SUPPLIED RECORDS
- - - - - - -
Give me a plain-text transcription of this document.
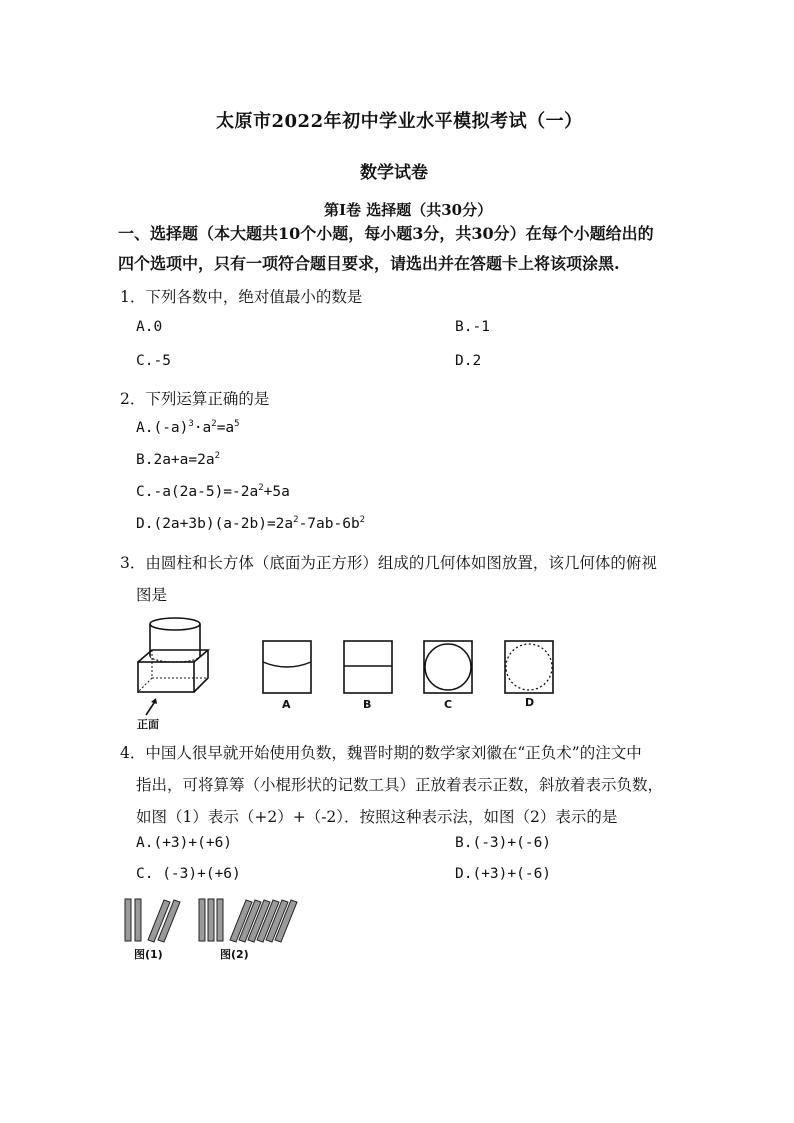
太原市2022年初中学业水平模拟考试（一）
数学试卷
第Ⅰ卷 选择题（共30分）
一、选择题（本大题共10个小题，每小题3分，共30分）在每个小题给出的
四个选项中，只有一项符合题目要求，请选出并在答题卡上将该项涂黑.
1．下列各数中，绝对值最小的数是
A.0	B.-1
C.-5	D.2
2．下列运算正确的是
$A.(-a)^3\cdot a^2=a^5$
$B.2a+a=2a^2$
$C.-a(2a-5)=-2a^2+5a$
$D.(2a+3b)(a-2b)=2a^2-7ab-6b^2$
3．由圆柱和长方体（底面为正方形）组成的几何体如图放置，该几何体的俯视
图是
正面
A	B	C	D
4．中国人很早就开始使用负数，魏晋时期的数学家刘徽在“正负术”的注文中
指出，可将算筹（小棍形状的记数工具）正放着表示正数，斜放着表示负数，
如图（1）表示（+2）+（-2）．按照这种表示法，如图（2）表示的是
A.(+3)+(+6)	B.(-3)+(-6)
C. (-3)+(+6)	D.(+3)+(-6)
图(1)	图(2)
- - - - - - -
EXERCISE BRIEF
Omit the images and transcribe all of the records above word for word.

ANSWER TO THE EXERCISE
Give me a plain-text transcription of this document.
太原市2022年初中学业水平模拟考试（一）
数学试卷
第Ⅰ卷 选择题（共30分）
一、选择题（本大题共10个小题，每小题3分，共30分）在每个小题给出的
四个选项中，只有一项符合题目要求，请选出并在答题卡上将该项涂黑.
1．下列各数中，绝对值最小的数是
A.0	B.-1
C.-5	D.2
2．下列运算正确的是
$A.(-a)^3\cdot a^2=a^5$
$B.2a+a=2a^2$
$C.-a(2a-5)=-2a^2+5a$
$D.(2a+3b)(a-2b)=2a^2-7ab-6b^2$
3．由圆柱和长方体（底面为正方形）组成的几何体如图放置，该几何体的俯视
图是
正面
A	B	C	D
4．中国人很早就开始使用负数，魏晋时期的数学家刘徽在“正负术”的注文中
指出，可将算筹（小棍形状的记数工具）正放着表示正数，斜放着表示负数，
如图（1）表示（+2）+（-2）．按照这种表示法，如图（2）表示的是
A.(+3)+(+6)	B.(-3)+(-6)
C. (-3)+(+6)	D.(+3)+(-6)
图(1)	图(2)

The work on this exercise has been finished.